[Data excerpts]
* * * * * * * * *
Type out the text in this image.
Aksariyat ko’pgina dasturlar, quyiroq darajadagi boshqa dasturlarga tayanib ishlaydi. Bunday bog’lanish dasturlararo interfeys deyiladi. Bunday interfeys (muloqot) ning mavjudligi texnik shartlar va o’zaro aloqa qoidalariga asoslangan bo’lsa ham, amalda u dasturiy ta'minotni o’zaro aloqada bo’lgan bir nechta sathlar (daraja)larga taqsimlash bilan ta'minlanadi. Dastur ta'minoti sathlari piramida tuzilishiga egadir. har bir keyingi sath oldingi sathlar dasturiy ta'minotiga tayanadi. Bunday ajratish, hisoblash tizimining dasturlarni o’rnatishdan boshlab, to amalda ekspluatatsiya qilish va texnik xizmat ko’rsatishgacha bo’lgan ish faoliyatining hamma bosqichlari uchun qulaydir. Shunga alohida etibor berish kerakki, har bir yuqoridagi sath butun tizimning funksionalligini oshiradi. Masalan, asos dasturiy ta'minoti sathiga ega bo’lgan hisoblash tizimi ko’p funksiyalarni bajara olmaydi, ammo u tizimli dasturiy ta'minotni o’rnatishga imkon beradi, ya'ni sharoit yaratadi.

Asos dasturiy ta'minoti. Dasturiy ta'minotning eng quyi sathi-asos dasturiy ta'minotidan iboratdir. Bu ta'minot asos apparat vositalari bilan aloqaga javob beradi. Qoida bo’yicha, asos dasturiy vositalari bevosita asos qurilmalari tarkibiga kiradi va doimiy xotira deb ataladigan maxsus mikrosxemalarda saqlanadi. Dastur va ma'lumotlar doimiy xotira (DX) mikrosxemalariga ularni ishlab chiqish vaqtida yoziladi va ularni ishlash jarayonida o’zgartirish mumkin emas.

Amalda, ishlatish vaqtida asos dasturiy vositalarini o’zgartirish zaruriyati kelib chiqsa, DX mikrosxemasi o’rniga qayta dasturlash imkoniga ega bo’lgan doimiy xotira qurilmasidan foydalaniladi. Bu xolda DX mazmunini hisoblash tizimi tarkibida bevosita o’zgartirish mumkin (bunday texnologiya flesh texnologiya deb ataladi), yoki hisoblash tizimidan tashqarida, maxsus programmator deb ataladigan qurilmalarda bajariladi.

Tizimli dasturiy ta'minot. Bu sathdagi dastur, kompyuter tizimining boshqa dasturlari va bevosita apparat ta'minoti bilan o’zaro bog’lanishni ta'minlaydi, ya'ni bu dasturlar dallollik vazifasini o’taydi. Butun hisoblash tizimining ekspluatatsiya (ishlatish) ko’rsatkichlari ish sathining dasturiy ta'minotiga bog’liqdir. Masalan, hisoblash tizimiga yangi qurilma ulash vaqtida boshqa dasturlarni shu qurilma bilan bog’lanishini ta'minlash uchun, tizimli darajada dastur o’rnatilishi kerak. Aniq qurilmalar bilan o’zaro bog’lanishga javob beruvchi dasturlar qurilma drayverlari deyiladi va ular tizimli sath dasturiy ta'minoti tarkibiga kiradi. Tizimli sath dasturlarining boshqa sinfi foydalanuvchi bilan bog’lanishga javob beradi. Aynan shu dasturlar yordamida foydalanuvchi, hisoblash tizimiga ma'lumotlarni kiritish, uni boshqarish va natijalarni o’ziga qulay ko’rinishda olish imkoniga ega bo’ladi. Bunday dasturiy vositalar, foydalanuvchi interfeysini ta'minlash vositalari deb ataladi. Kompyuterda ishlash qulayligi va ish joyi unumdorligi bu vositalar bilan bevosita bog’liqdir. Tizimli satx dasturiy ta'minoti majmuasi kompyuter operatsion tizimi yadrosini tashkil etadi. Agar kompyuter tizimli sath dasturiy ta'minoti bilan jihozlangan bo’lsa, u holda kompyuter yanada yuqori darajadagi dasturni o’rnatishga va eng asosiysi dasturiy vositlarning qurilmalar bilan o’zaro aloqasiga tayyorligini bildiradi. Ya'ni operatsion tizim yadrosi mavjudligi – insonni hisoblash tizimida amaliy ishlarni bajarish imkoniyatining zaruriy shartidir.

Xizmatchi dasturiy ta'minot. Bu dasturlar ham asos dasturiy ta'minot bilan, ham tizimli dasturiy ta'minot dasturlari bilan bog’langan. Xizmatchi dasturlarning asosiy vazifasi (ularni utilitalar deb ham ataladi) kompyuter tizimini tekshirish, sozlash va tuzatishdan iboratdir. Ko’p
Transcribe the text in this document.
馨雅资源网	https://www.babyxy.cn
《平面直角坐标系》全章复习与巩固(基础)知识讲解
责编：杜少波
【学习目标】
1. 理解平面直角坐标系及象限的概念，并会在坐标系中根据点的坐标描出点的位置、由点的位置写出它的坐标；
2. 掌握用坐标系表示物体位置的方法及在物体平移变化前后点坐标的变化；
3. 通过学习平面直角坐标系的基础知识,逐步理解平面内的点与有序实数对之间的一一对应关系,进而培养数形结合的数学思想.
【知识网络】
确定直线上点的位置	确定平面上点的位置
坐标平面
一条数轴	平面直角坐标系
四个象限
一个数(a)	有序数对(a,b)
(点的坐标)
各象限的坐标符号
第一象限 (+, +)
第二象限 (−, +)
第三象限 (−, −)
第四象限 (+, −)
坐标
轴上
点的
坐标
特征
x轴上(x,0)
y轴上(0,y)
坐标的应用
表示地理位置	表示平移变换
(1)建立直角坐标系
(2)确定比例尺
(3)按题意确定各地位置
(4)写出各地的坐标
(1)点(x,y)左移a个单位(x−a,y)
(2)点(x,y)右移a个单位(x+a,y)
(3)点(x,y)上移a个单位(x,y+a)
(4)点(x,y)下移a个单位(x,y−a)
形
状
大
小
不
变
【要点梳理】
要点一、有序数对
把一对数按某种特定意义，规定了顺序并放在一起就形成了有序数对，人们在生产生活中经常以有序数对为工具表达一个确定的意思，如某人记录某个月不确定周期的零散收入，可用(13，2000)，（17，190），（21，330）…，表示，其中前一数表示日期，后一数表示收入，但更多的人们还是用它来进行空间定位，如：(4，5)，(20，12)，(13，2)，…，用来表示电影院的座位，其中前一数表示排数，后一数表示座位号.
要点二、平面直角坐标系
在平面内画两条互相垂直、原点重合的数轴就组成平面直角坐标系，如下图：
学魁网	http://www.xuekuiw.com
* * * * * * * * *
■ Exercise objective: Count the lines above that contain the word "mumkin", and reply with only that number.

■ Answer: 2